───── Supplied records
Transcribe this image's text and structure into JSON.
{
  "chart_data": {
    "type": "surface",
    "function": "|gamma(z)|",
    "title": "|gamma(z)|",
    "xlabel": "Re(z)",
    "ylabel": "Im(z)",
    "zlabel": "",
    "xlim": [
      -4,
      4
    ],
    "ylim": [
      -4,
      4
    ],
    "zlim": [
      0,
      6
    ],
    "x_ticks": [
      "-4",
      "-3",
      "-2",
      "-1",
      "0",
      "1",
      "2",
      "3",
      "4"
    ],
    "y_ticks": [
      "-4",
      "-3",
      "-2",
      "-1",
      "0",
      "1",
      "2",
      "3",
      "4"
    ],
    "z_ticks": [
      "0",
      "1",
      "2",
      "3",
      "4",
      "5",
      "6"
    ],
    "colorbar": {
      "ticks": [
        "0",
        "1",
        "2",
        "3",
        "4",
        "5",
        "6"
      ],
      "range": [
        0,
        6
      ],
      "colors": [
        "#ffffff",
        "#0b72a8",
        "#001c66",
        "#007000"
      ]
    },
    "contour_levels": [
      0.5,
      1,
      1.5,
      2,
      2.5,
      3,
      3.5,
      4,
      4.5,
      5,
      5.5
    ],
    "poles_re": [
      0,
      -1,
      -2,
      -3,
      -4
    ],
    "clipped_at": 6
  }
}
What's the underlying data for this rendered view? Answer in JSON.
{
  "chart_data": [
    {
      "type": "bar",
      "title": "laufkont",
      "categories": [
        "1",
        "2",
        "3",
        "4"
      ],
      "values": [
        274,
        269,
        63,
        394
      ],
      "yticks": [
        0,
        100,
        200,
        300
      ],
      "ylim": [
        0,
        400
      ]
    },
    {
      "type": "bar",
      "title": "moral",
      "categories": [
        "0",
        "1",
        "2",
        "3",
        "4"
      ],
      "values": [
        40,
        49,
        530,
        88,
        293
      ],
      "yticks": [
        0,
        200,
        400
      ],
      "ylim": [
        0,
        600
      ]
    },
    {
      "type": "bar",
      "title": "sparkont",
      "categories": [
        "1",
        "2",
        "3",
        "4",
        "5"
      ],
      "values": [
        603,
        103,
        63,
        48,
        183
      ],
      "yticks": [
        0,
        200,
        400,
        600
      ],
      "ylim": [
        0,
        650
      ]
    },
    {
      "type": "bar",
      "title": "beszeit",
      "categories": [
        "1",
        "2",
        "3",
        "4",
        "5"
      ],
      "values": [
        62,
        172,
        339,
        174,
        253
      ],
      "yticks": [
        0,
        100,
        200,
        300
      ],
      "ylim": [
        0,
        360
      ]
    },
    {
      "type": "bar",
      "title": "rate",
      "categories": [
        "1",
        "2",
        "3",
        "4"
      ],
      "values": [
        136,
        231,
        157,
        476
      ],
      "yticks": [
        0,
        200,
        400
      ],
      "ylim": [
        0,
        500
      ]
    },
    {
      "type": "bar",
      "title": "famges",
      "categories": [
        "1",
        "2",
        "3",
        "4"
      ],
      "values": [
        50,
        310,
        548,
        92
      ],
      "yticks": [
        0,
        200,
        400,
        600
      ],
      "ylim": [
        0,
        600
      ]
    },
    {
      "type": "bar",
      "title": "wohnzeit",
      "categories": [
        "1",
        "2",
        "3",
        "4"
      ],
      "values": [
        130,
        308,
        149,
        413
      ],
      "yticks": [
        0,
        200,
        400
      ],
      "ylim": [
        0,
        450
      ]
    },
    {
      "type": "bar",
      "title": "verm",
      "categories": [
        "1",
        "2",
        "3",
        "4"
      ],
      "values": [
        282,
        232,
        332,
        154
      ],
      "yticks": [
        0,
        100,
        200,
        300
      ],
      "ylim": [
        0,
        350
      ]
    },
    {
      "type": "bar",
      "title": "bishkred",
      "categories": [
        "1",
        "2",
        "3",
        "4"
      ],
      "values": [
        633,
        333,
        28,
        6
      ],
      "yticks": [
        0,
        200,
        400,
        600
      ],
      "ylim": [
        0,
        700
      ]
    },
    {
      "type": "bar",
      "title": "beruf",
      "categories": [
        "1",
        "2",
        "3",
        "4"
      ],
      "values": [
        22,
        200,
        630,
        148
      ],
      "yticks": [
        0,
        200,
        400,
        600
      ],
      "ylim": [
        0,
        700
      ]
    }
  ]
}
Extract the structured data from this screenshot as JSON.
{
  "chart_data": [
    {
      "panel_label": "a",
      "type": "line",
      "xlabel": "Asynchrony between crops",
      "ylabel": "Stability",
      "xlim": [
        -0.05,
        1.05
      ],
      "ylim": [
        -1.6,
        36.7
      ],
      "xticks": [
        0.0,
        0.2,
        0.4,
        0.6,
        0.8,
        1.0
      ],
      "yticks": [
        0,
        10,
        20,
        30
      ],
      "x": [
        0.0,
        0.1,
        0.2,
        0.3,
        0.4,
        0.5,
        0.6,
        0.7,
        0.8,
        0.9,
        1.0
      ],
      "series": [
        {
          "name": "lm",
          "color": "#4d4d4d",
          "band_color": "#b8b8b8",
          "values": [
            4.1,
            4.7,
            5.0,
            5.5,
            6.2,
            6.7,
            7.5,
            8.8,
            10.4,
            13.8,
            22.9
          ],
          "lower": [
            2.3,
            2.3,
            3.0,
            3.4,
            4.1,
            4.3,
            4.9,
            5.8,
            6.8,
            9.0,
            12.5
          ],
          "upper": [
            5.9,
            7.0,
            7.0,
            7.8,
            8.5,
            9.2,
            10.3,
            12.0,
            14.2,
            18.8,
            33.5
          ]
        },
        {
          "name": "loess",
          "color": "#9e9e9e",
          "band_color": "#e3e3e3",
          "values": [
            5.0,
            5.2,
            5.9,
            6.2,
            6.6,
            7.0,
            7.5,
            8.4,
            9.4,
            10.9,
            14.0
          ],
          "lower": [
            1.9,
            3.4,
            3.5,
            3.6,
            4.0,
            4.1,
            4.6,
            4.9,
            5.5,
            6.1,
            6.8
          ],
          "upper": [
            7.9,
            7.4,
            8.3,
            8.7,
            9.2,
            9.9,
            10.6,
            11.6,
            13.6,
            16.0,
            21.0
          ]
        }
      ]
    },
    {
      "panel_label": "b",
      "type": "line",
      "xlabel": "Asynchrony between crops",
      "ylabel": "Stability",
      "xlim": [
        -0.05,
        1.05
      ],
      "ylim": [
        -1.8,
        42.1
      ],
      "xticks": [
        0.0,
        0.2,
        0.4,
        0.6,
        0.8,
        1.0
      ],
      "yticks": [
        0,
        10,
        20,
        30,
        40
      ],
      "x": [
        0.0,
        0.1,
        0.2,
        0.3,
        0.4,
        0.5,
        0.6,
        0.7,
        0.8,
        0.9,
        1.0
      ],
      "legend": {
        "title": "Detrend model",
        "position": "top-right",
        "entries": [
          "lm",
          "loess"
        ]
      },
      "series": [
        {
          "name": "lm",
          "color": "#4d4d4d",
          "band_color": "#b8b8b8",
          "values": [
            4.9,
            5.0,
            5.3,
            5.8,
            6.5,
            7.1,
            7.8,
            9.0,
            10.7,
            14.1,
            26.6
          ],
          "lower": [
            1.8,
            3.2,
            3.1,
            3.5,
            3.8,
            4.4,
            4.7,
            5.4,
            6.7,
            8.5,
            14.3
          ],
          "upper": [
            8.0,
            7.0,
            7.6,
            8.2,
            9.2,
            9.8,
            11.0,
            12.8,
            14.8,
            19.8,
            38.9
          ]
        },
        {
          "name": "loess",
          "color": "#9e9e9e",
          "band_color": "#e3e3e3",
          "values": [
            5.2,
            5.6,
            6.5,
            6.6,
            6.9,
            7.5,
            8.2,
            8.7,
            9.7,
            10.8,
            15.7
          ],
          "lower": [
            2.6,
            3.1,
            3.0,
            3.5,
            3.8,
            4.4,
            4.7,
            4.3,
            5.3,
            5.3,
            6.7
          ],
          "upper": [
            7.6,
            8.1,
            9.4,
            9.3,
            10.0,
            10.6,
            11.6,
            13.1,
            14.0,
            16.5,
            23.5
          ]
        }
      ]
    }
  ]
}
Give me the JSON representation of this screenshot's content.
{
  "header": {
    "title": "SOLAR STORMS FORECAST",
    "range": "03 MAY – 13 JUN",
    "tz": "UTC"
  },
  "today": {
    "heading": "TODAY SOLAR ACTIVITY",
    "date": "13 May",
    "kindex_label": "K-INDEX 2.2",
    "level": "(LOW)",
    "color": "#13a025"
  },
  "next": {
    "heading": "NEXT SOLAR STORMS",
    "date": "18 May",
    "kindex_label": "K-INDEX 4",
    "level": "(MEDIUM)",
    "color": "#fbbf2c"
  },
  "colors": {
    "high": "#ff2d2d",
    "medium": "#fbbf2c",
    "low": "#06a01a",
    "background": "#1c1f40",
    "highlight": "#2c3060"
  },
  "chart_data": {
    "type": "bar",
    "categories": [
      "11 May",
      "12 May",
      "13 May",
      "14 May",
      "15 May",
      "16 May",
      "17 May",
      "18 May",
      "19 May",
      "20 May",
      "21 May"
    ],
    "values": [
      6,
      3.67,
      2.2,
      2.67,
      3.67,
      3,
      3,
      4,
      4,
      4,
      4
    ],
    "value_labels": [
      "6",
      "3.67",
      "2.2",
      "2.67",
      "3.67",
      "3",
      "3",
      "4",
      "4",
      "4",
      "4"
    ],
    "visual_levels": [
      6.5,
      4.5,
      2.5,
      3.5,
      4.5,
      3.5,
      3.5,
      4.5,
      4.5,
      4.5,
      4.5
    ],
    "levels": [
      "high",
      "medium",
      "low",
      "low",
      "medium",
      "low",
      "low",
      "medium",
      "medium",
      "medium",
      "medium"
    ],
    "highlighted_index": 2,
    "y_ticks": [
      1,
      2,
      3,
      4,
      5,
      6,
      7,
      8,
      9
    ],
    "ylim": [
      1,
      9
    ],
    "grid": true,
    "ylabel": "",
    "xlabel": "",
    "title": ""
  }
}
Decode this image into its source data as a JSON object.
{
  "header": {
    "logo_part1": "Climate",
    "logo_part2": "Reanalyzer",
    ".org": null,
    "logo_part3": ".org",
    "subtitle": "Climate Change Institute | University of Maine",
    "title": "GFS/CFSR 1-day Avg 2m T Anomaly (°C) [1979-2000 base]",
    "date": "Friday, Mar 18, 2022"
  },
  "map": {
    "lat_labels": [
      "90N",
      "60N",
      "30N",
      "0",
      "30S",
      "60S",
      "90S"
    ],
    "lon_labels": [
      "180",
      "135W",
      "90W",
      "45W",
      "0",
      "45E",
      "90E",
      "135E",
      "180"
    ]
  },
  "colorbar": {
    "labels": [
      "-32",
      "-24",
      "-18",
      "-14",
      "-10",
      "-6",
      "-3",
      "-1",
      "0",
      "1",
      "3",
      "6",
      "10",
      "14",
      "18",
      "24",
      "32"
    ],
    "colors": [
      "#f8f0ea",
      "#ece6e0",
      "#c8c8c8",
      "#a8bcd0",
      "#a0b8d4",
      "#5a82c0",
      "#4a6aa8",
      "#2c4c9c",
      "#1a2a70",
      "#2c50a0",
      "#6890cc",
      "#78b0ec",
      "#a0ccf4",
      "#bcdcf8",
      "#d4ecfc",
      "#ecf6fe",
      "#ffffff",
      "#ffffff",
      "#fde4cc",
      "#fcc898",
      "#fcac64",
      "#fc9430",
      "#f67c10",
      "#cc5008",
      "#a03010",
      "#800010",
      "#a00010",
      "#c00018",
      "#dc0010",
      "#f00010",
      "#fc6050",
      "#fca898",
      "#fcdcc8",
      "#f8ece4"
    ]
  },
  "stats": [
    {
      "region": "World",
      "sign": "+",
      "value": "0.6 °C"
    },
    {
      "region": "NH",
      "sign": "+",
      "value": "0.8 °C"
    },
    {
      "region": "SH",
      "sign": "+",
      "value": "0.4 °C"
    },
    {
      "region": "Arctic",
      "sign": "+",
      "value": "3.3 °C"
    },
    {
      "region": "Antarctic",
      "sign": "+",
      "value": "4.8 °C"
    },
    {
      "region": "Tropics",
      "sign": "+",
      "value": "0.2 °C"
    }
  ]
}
──────────
■ Exercise details
Select all lines with the word "Climate" from the entries above.

■ Answer below
    "logo_part1": "Climate",
    "subtitle": "Climate Change Institute | University of Maine",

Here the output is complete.